## Work item
Please count how many lines below contain the word "coat" and reply with only that number.

--

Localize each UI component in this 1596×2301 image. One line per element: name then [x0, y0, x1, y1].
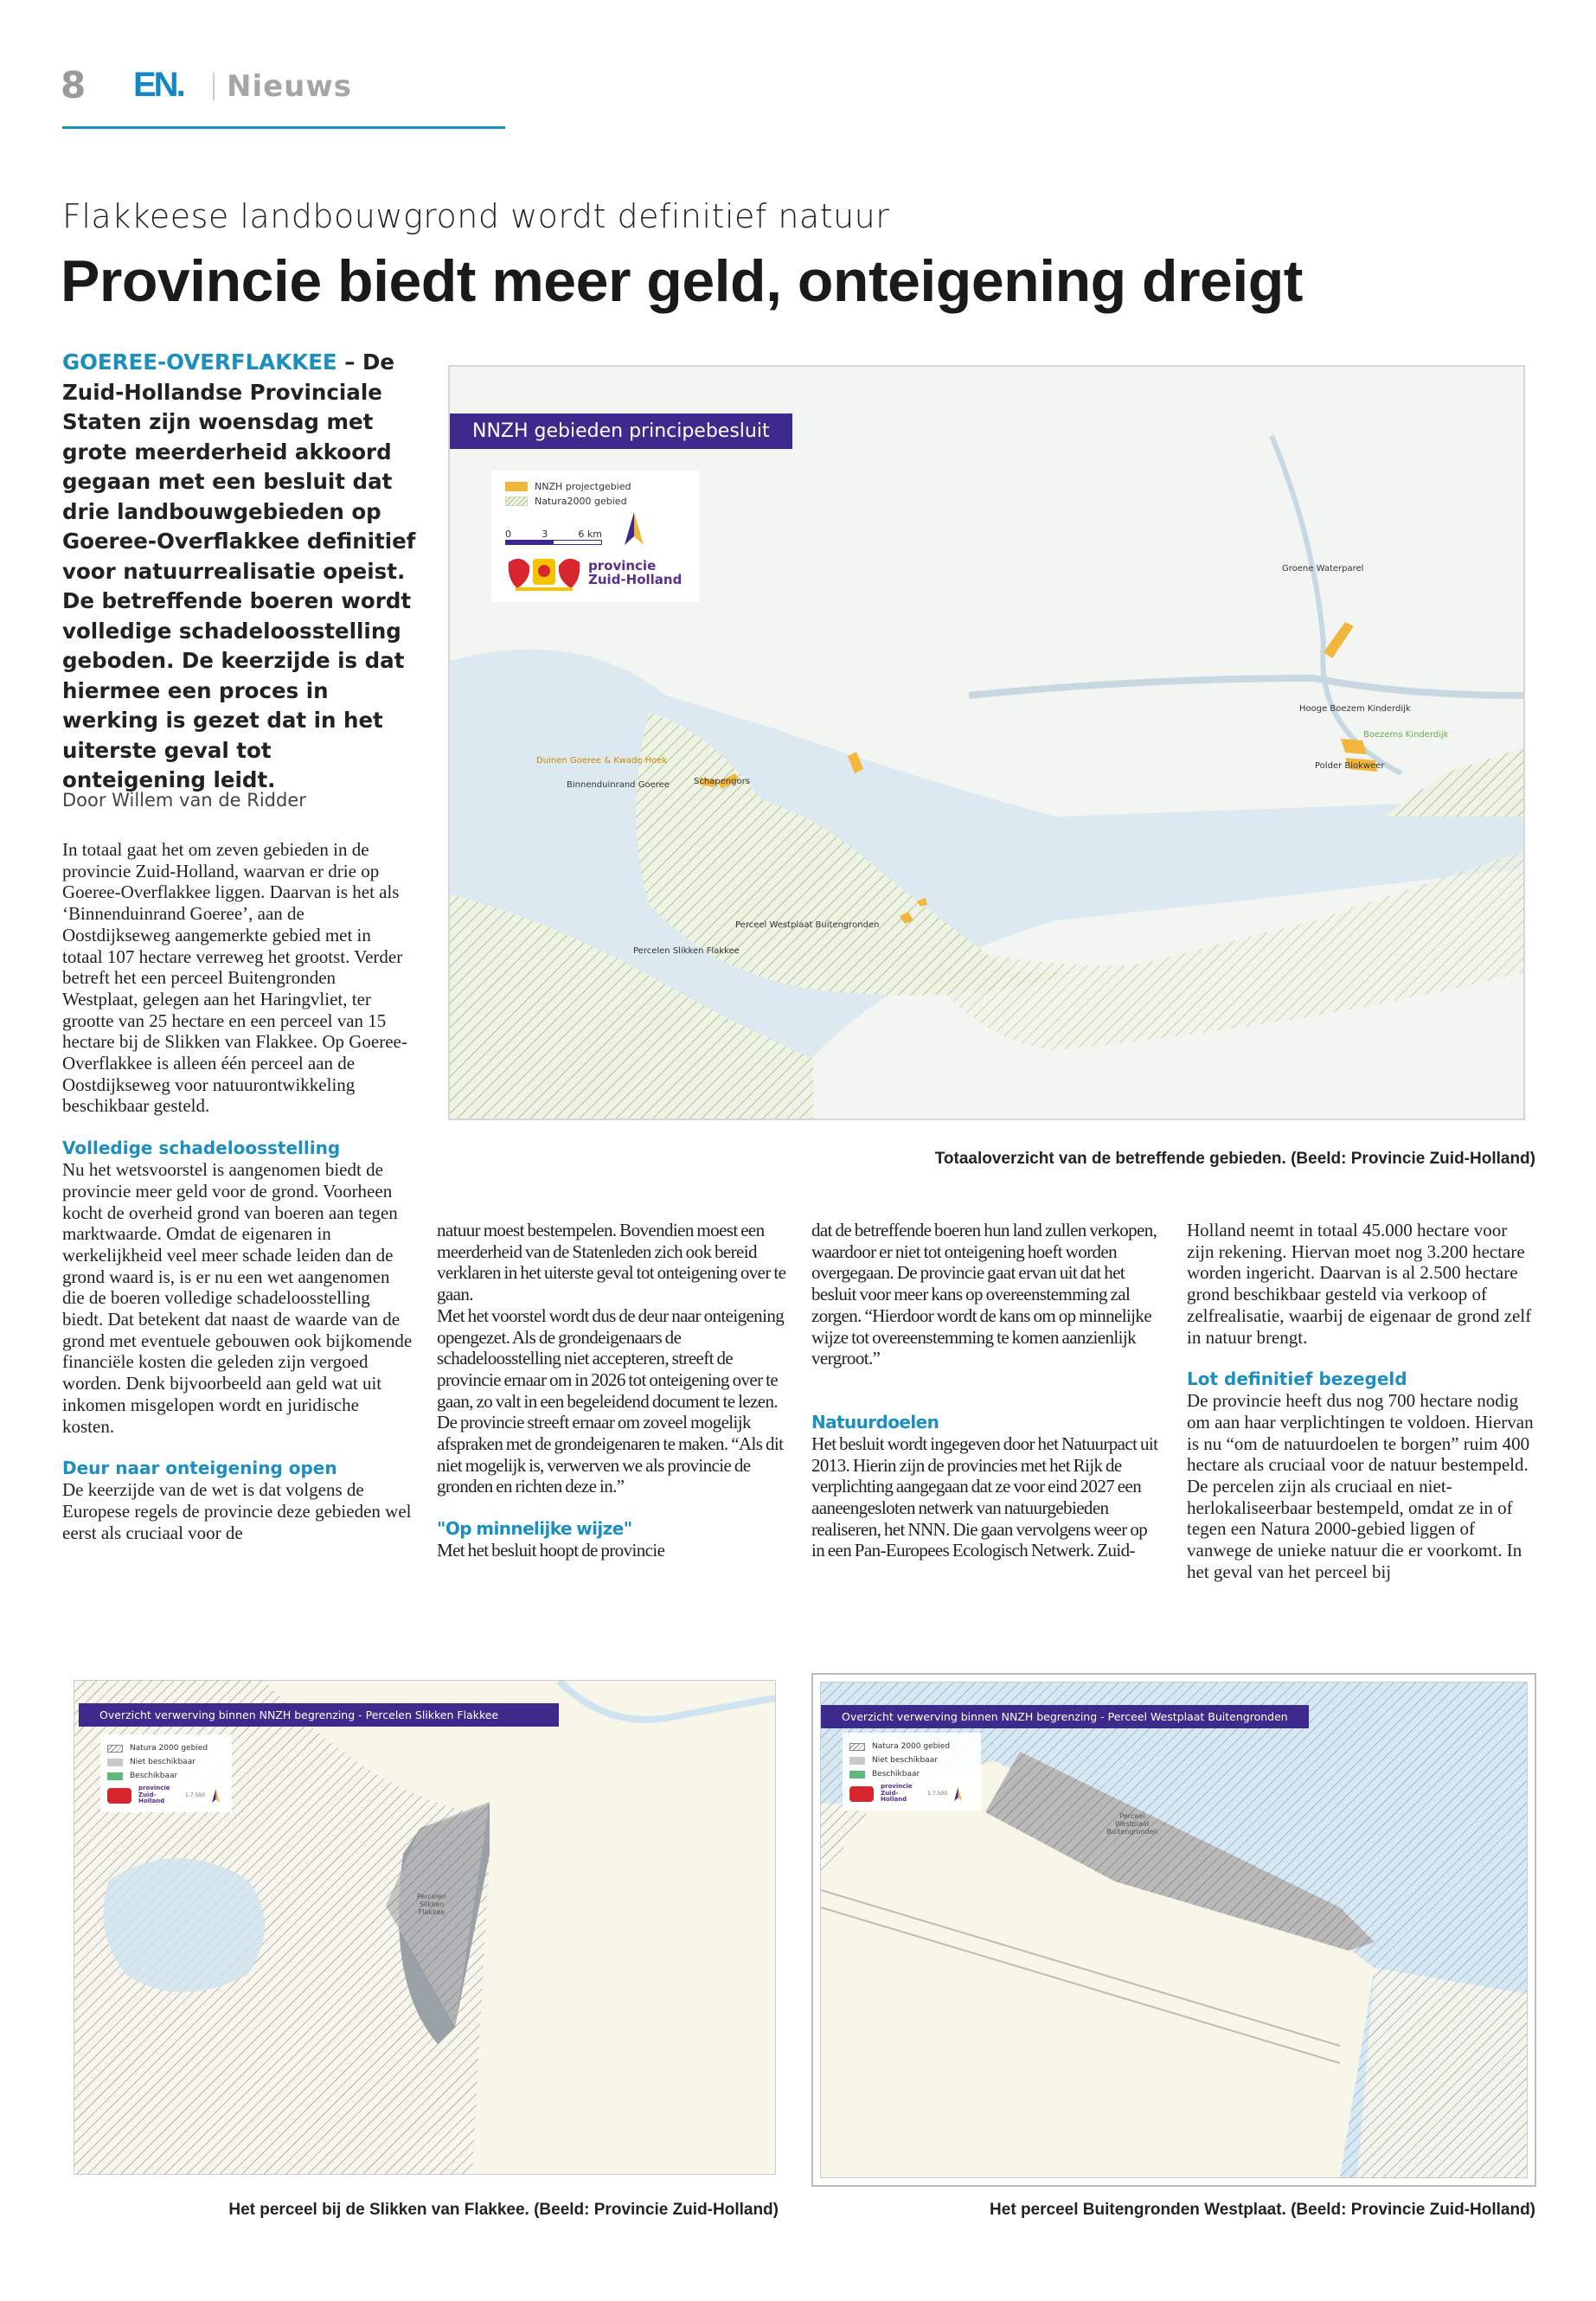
legend-label: Beschikbaar	[872, 1770, 920, 1779]
legend-label: Beschikbaar	[130, 1772, 178, 1780]
map-label: Polder Blokweer	[1315, 761, 1385, 771]
byline: Door Willem van de Ridder	[62, 790, 306, 811]
paragraph: Holland neemt in totaal 45.000 hectare voor zijn rekening. Hiervan moet nog 3.200 hectare worden ingericht. Daarvan is al 2.500 hectare grond beschikbaar gesteld via verkoop of zelfrealisatie, waarbij de eigenaar de grond zelf in natuur brengt.	[1187, 1220, 1532, 1348]
subheading: "Op minnelijke wijze"	[437, 1518, 632, 1540]
map-title: NNZH gebieden principebesluit	[450, 413, 792, 449]
map-label: Hooge Boezem Kinderdijk	[1299, 704, 1411, 714]
scale-bar-labels	[505, 529, 602, 540]
overview-map	[448, 365, 1525, 1120]
paragraph: dat de betreffende boeren hun land zullen verkopen, waardoor er niet tot onteigening hoeft worden overgegaan. De provincie gaat ervan uit dat het besluit voor meer kans op overeenstemming zal zorgen. “Hierdoor wordt de kans om op minnelijke wijze tot overeenstemming te komen aanzienlijk vergroot.”	[811, 1220, 1157, 1369]
province-coat-of-arms-icon	[505, 554, 583, 592]
dateline-place: GOEREE-OVERFLAKKEE	[62, 349, 337, 375]
north-arrow-icon	[625, 512, 644, 545]
map-legend	[843, 1733, 981, 1811]
grey-swatch-icon	[107, 1759, 123, 1766]
map-caption: Het perceel bij de Slikken van Flakkee. (Beeld: Provincie Zuid-Holland)	[228, 2201, 779, 2219]
hatch-swatch-icon	[849, 1743, 865, 1751]
map-scale: 1:7.500	[927, 1790, 948, 1797]
paragraph: Met het besluit hoopt de provincie	[437, 1540, 665, 1561]
paragraph: natuur moest bestempelen. Bovendien moest een meerderheid van de Statenleden zich ook bereid verklaren in het uiterste geval tot onteigening over te gaan.	[437, 1220, 786, 1305]
subheading: Volledige schadeloosstelling	[62, 1138, 341, 1159]
scale-label: 6 km	[578, 529, 602, 540]
legend-item	[849, 1767, 974, 1781]
body-column-4	[1187, 1220, 1537, 1583]
province-coat-of-arms-icon	[849, 1786, 874, 1802]
province-logo-text: provincie Zuid-Holland	[138, 1785, 170, 1805]
body-column-3	[811, 1220, 1162, 1561]
province-logo-text: provincie Zuid-Holland	[588, 557, 683, 587]
paragraph: In totaal gaat het om zeven gebieden in de provincie Zuid-Holland, waarvan er drie op Goeree-Overflakkee liggen. Daarvan is het als ‘Binnenduinrand Goeree’, aan de Oostdijkseweg aangemerkte gebied met in totaal 107 hectare verreweg het grootst. Verder betreft het een perceel Buitengronden Westplaat, gelegen aan het Haringvliet, ter grootte van 25 hectare en een perceel van 15 hectare bij de Slikken van Flakkee. Op Goeree-Overflakkee is alleen één perceel aan de Oostdijkseweg voor natuurontwikkeling beschikbaar gesteld.	[62, 839, 407, 1117]
map-label: Schapengors	[694, 777, 750, 786]
article-headline: Provincie biedt meer geld, onteigening dreigt	[61, 248, 1303, 314]
legend-item	[849, 1753, 974, 1767]
natura-swatch-icon	[505, 497, 528, 506]
legend-item	[107, 1755, 225, 1769]
paragraph: De keerzijde van de wet is dat volgens de Europese regels de provincie deze gebieden wel eerst als cruciaal voor de	[62, 1479, 412, 1543]
province-coat-of-arms-icon	[107, 1788, 131, 1804]
map-title: Overzicht verwerving binnen NNZH begrenzing - Perceel Westplaat Buitengronden	[821, 1705, 1309, 1728]
legend-item	[849, 1740, 974, 1753]
page-number: 8	[61, 64, 87, 106]
green-swatch-icon	[849, 1771, 865, 1779]
paragraph: De provincie heeft dus nog 700 hectare nodig om aan haar verplichtingen te voldoen. Hiervan is nu “om de natuurdoelen te borgen” ruim 400 hectare als cruciaal voor de natuur bestempeld. De percelen zijn als cruciaal en niet-herlokaliseerbaar bestempeld, omdat ze in of tegen een Natura 2000-gebied liggen of vanwege de unieke natuur die er voorkomt. In het geval van het perceel bij	[1187, 1390, 1534, 1582]
westplaat-map	[811, 1673, 1536, 2187]
legend-item	[107, 1741, 225, 1755]
slikken-flakkee-map	[74, 1680, 776, 2175]
map-legend	[491, 471, 699, 602]
map-caption: Totaaloverzicht van de betreffende gebieden. (Beeld: Provincie Zuid-Holland)	[934, 1150, 1535, 1168]
hatch-swatch-icon	[107, 1745, 123, 1753]
legend-label: Natura 2000 gebied	[872, 1742, 951, 1751]
map-label: Duinen Goeree & Kwade Hoek	[536, 756, 668, 766]
map-scale: 1:7.500	[185, 1791, 206, 1798]
subheading: Deur naar onteigening open	[62, 1458, 337, 1479]
scale-bar	[505, 540, 602, 545]
paragraph: Met het voorstel wordt dus de deur naar onteigening opengezet. Als de grondeigenaars de schadeloosstelling niet accepteren, streeft de provincie ernaar om in 2026 tot onteigening over te gaan, zo valt in een begeleidend document te lezen. De provincie streeft ernaar om zoveel mogelijk afspraken met de grondeigenaren te maken. “Als dit niet mogelijk is, verwerven we als provincie de gronden en richten deze in.”	[437, 1304, 785, 1497]
scale-label: 0	[505, 529, 511, 540]
legend-item	[107, 1769, 225, 1783]
legend-label: Natura 2000 gebied	[130, 1744, 208, 1753]
section-name: Nieuws	[227, 69, 353, 104]
map-title: Overzicht verwerving binnen NNZH begrenzing - Percelen Slikken Flakkee	[79, 1703, 559, 1727]
article-kicker: Flakkeese landbouwgrond wordt definitief natuur	[62, 197, 890, 235]
green-swatch-icon	[107, 1772, 123, 1780]
map-label: Boezems Kinderdijk	[1363, 730, 1449, 740]
province-logo-text: provincie Zuid-Holland	[881, 1783, 913, 1804]
map-label: Perceel Westplaat Buitengronden	[735, 920, 880, 930]
grey-swatch-icon	[849, 1757, 865, 1765]
north-arrow-icon	[954, 1787, 962, 1801]
map-caption: Het perceel Buitengronden Westplaat. (Beeld: Provincie Zuid-Holland)	[990, 2201, 1535, 2219]
legend-label: NNZH projectgebied	[535, 481, 631, 492]
header-rule	[62, 126, 505, 129]
map-legend	[100, 1734, 232, 1812]
publication-logo: EN.	[133, 66, 183, 104]
map-label: Perceel Westplaat Buitengronden	[1106, 1812, 1158, 1836]
legend-item	[505, 481, 685, 492]
legend-label: Natura2000 gebied	[535, 496, 627, 507]
article-intro	[62, 348, 417, 796]
map-label: Binnenduinrand Goeree	[567, 780, 670, 790]
body-column-2	[437, 1220, 787, 1561]
north-arrow-icon	[212, 1789, 220, 1803]
legend-item	[505, 496, 685, 507]
header-divider	[213, 73, 215, 100]
paragraph: Nu het wetsvoorstel is aangenomen biedt de provincie meer geld voor de grond. Voorheen kocht de overheid grond van boeren aan tegen marktwaarde. Omdat de eigenaren in werkelijkheid veel meer schade leiden dan de grond waard is, is er nu een wet aangenomen die de boeren volledige schadeloosstelling biedt. Dat betekent dat naast de waarde van de grond met eventuele gebouwen ook bijkomende financiële kosten die geleden zijn vergoed worden. Denk bijvoorbeeld aan geld wat uit inkomen misgelopen wordt en juridische kosten.	[62, 1159, 413, 1437]
legend-label: Niet beschikbaar	[130, 1758, 195, 1766]
body-column-1	[62, 839, 413, 1543]
project-area-swatch-icon	[505, 482, 528, 491]
map-label: Groene Waterparel	[1282, 564, 1364, 574]
intro-text: – De Zuid-Hollandse Provinciale Staten zijn woensdag met grote meerderheid akkoord gegaan met een besluit dat drie landbouwgebieden op Goeree-Overflakkee definitief voor natuurrealisatie opeist. De betreffende boeren wordt volledige schadeloosstelling geboden. De keerzijde is dat hiermee een proces in werking is gezet dat in het uiterste geval tot onteigening leidt.	[62, 349, 416, 792]
subheading: Lot definitief bezegeld	[1187, 1368, 1407, 1390]
scale-label: 3	[542, 529, 548, 540]
map-label: Percelen Slikken Flakkee	[416, 1893, 447, 1916]
legend-label: Niet beschikbaar	[872, 1756, 938, 1765]
paragraph: Het besluit wordt ingegeven door het Natuurpact uit 2013. Hierin zijn de provincies met het Rijk de verplichting aangegaan dat ze voor eind 2027 een aaneengesloten netwerk van natuurgebieden realiseren, het NNN. Die gaan vervolgens weer op in een Pan-Europees Ecologisch Netwerk. Zuid-	[811, 1433, 1158, 1561]
map-label: Percelen Slikken Flakkee	[633, 946, 740, 956]
subheading: Natuurdoelen	[811, 1411, 939, 1433]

--

## Result of this exercise
3